(Stored data entries)
>> START

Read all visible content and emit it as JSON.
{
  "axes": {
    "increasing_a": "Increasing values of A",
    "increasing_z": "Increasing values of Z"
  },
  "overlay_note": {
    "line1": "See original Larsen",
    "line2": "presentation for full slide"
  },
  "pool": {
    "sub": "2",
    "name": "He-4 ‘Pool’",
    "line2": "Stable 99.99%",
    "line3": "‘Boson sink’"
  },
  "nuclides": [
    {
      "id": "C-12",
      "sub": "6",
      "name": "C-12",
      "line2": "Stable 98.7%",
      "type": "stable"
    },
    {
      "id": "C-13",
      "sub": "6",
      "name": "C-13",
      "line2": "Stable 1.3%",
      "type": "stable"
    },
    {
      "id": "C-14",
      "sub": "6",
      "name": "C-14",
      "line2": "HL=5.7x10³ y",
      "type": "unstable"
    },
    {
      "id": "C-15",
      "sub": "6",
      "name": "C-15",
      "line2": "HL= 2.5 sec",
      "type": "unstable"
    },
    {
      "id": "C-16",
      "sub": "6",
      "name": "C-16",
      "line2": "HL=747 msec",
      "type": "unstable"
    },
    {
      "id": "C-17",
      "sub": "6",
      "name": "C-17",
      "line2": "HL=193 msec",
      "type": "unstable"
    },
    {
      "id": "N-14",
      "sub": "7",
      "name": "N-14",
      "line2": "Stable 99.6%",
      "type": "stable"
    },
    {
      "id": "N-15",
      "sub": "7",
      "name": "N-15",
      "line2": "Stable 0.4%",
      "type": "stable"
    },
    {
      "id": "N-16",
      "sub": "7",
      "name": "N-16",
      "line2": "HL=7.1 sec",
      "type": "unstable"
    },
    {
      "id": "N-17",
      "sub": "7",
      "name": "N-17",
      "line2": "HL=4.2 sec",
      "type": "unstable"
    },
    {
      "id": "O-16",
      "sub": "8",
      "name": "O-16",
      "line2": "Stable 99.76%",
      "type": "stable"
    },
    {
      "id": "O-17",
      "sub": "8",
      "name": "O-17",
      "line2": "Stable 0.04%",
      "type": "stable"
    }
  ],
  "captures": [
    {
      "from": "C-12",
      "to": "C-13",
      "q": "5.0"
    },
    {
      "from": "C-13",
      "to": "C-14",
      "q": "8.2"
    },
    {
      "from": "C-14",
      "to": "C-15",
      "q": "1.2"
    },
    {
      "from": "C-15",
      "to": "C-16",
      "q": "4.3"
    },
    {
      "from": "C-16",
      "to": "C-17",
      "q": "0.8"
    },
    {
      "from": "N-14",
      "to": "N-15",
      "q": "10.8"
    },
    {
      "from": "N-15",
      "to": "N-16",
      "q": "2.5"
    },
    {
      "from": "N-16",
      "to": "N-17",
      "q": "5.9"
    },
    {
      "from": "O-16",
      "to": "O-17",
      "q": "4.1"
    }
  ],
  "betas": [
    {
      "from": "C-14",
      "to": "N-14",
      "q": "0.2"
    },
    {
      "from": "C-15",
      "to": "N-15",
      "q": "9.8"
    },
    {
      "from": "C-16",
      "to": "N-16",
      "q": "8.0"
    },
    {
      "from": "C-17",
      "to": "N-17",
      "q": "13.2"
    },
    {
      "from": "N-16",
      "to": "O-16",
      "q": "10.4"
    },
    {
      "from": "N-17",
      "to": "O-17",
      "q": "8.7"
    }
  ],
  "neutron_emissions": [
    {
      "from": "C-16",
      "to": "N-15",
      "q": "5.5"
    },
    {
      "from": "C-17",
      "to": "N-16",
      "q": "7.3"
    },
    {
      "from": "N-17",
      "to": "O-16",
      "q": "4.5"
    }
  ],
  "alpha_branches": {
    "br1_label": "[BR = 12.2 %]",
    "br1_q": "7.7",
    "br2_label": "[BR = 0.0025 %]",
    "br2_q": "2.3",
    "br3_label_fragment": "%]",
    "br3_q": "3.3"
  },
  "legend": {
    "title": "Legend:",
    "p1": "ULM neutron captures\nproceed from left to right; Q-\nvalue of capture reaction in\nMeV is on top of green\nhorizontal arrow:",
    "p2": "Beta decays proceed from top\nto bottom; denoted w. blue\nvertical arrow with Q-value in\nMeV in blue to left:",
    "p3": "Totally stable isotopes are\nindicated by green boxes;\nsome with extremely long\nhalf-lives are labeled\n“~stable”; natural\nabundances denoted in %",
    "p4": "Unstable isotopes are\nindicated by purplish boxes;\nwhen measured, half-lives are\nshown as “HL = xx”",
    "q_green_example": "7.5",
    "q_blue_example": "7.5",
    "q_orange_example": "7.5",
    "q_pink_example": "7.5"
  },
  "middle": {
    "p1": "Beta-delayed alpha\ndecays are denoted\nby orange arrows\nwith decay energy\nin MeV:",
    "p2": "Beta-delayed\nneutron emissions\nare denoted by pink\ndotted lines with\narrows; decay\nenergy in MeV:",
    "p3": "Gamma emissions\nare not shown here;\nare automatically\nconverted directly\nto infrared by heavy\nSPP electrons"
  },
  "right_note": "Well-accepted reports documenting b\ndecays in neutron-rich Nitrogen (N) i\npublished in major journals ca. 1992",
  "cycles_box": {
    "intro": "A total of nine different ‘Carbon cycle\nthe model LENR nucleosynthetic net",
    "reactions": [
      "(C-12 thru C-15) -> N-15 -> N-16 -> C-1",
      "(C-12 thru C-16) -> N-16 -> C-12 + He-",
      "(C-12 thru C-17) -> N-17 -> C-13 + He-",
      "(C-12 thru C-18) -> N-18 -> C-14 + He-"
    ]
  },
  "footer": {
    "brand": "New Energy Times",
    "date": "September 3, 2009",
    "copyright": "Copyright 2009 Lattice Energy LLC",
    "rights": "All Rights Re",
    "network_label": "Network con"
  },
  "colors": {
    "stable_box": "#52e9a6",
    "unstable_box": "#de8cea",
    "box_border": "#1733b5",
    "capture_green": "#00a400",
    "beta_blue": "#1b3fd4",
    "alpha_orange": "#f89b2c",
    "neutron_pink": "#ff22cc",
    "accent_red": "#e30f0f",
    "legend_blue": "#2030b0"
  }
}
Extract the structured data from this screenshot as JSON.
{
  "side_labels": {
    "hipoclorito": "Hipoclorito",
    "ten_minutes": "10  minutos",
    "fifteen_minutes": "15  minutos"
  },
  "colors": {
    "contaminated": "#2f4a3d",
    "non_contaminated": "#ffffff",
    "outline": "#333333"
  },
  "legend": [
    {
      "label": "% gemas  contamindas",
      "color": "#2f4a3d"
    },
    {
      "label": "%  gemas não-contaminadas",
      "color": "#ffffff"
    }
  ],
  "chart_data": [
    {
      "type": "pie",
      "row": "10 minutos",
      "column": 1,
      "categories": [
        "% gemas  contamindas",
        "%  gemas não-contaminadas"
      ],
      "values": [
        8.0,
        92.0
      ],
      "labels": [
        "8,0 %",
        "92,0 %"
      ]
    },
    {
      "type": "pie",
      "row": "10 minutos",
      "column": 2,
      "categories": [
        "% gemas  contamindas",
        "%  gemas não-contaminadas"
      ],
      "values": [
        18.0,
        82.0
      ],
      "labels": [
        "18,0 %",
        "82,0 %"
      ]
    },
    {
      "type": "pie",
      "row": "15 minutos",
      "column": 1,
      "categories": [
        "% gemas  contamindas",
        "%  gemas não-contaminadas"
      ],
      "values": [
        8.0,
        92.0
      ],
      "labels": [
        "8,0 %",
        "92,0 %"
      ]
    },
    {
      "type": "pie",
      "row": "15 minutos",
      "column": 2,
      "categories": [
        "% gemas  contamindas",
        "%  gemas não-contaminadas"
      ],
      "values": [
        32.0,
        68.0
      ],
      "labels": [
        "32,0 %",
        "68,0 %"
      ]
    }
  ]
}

>> END

• _TASK DIRECTIONS_
State how many lines of the data include the word "delayed", with nothing else.

• _FULL SOLUTION_
2